• [Directions]
Copy only what runs from the line containing "Extract the structured" through the end of the material below, line for line, with both ends included.

• [Information given]
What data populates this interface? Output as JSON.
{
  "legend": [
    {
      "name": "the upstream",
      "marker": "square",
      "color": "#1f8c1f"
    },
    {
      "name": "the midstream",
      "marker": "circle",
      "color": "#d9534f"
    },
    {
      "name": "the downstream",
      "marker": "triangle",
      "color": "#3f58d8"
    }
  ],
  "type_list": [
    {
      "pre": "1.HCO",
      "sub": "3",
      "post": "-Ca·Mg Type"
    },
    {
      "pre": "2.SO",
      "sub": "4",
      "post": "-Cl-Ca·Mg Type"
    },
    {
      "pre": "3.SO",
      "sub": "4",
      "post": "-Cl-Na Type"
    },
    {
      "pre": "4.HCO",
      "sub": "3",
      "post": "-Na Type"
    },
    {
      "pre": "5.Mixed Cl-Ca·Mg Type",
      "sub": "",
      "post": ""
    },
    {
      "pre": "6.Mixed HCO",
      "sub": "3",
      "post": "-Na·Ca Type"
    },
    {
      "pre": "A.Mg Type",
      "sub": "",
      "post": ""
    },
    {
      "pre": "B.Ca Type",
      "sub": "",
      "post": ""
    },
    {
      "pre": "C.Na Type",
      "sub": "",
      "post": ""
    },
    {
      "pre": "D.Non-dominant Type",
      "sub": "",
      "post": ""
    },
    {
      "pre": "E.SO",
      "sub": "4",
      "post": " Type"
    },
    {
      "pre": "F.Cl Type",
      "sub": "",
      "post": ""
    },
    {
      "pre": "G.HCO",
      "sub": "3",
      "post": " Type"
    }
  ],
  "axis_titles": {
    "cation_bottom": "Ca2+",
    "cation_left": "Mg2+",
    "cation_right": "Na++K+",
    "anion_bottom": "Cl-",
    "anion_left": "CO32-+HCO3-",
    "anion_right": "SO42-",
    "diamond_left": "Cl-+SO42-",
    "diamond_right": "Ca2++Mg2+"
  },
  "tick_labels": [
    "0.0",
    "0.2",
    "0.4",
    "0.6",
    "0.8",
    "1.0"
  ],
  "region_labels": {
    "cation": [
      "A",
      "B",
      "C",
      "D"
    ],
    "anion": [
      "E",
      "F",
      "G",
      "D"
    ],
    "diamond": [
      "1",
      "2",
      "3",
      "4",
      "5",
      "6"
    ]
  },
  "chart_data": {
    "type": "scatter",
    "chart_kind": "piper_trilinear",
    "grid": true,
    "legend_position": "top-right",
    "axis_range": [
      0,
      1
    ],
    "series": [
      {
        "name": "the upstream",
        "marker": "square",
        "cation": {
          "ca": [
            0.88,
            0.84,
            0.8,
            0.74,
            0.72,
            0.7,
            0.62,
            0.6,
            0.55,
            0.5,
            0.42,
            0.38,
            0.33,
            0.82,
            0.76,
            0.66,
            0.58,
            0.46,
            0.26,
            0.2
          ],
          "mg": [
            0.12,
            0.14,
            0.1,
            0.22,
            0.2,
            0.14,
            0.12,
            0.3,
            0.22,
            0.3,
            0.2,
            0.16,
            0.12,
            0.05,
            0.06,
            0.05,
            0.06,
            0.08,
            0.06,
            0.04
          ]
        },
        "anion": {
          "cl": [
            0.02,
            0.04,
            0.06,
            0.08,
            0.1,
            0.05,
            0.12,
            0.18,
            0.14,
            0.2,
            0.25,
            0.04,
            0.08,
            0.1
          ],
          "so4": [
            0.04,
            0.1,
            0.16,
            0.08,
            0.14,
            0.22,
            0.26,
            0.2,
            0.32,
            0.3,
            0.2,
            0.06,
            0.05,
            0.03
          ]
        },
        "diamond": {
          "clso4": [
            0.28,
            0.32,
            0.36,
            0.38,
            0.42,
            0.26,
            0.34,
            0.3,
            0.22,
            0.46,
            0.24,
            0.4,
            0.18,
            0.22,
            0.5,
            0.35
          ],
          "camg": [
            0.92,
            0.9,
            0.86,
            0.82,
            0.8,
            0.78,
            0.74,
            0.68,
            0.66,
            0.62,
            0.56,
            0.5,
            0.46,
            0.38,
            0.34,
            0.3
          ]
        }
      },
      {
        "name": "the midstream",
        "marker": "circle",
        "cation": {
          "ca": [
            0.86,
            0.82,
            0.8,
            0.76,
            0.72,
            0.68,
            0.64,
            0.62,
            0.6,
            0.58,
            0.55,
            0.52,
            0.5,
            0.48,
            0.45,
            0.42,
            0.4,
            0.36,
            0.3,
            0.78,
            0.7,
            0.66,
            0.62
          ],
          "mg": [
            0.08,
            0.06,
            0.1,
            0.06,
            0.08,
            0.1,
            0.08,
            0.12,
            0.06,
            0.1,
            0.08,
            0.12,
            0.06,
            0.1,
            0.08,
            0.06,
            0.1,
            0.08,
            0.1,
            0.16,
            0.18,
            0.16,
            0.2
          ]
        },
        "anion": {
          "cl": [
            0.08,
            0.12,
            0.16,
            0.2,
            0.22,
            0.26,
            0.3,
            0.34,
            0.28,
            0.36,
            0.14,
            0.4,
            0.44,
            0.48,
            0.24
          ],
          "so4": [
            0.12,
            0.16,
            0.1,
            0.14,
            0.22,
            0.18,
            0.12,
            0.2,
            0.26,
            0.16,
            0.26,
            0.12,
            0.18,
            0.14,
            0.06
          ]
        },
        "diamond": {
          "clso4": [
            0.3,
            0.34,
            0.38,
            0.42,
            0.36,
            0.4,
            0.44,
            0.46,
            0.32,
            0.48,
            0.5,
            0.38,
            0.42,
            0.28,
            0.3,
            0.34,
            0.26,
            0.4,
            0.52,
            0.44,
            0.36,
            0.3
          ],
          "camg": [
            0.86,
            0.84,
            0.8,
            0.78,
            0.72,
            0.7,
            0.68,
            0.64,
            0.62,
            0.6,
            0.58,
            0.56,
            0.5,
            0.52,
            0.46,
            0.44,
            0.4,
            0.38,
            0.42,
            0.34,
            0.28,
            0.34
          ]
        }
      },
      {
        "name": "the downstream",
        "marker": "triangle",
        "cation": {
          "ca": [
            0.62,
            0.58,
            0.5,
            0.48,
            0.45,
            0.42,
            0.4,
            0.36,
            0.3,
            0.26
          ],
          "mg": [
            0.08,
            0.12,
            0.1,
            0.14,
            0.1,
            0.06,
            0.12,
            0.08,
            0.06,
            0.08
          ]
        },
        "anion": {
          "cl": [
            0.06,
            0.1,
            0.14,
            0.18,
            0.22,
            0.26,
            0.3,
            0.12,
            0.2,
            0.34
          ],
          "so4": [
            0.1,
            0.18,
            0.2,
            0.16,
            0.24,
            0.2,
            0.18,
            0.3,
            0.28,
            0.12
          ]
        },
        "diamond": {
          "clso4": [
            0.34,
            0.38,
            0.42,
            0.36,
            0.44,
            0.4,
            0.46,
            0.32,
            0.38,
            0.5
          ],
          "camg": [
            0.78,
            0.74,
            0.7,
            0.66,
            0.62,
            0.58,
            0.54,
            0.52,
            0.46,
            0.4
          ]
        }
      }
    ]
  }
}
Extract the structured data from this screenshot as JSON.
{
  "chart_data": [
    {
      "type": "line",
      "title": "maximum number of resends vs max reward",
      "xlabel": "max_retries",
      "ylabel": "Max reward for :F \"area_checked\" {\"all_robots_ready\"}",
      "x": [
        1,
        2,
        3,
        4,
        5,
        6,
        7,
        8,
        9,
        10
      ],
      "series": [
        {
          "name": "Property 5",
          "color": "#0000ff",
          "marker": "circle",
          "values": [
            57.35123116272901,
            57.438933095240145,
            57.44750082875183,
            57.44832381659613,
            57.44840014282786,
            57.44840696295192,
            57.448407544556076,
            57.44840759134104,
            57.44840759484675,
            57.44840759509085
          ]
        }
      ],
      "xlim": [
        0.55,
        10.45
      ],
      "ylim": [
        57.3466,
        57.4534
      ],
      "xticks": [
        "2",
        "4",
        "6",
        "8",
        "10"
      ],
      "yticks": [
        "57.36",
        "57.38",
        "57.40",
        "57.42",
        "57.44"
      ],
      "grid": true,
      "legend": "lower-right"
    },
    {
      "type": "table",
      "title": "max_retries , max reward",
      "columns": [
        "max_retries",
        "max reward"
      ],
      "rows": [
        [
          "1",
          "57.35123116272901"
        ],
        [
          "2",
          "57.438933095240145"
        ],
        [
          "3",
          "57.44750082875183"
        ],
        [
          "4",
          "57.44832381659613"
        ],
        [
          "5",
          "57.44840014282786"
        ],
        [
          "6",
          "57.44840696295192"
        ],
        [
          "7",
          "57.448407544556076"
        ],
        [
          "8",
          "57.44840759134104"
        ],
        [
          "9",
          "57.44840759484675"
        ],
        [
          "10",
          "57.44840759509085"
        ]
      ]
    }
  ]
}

• [Result for this exercise]
Extract the structured data from this screenshot as JSON.
{
  "chart_data": [
    {
      "type": "line",
      "title": "maximum number of resends vs max reward",
      "xlabel": "max_retries",
      "ylabel": "Max reward for :F \"area_checked\" {\"all_robots_ready\"}",
      "x": [
        1,
        2,
        3,
        4,
        5,
        6,
        7,
        8,
        9,
        10
      ],
      "series": [
        {
          "name": "Property 5",
          "color": "#0000ff",
          "marker": "circle",
          "values": [
            57.35123116272901,
            57.438933095240145,
            57.44750082875183,
            57.44832381659613,
            57.44840014282786,
            57.44840696295192,
            57.448407544556076,
            57.44840759134104,
            57.44840759484675,
            57.44840759509085
          ]
        }
      ],
      "xlim": [
        0.55,
        10.45
      ],
      "ylim": [
        57.3466,
        57.4534
      ],
      "xticks": [
        "2",
        "4",
        "6",
        "8",
        "10"
      ],
      "yticks": [
        "57.36",
        "57.38",
        "57.40",
        "57.42",
        "57.44"
      ],
      "grid": true,
      "legend": "lower-right"
    },
    {
      "type": "table",
      "title": "max_retries , max reward",
      "columns": [
        "max_retries",
        "max reward"
      ],
      "rows": [
        [
          "1",
          "57.35123116272901"
        ],
        [
          "2",
          "57.438933095240145"
        ],
        [
          "3",
          "57.44750082875183"
        ],
        [
          "4",
          "57.44832381659613"
        ],
        [
          "5",
          "57.44840014282786"
        ],
        [
          "6",
          "57.44840696295192"
        ],
        [
          "7",
          "57.448407544556076"
        ],
        [
          "8",
          "57.44840759134104"
        ],
        [
          "9",
          "57.44840759484675"
        ],
        [
          "10",
          "57.44840759509085"
        ]
      ]
    }
  ]
}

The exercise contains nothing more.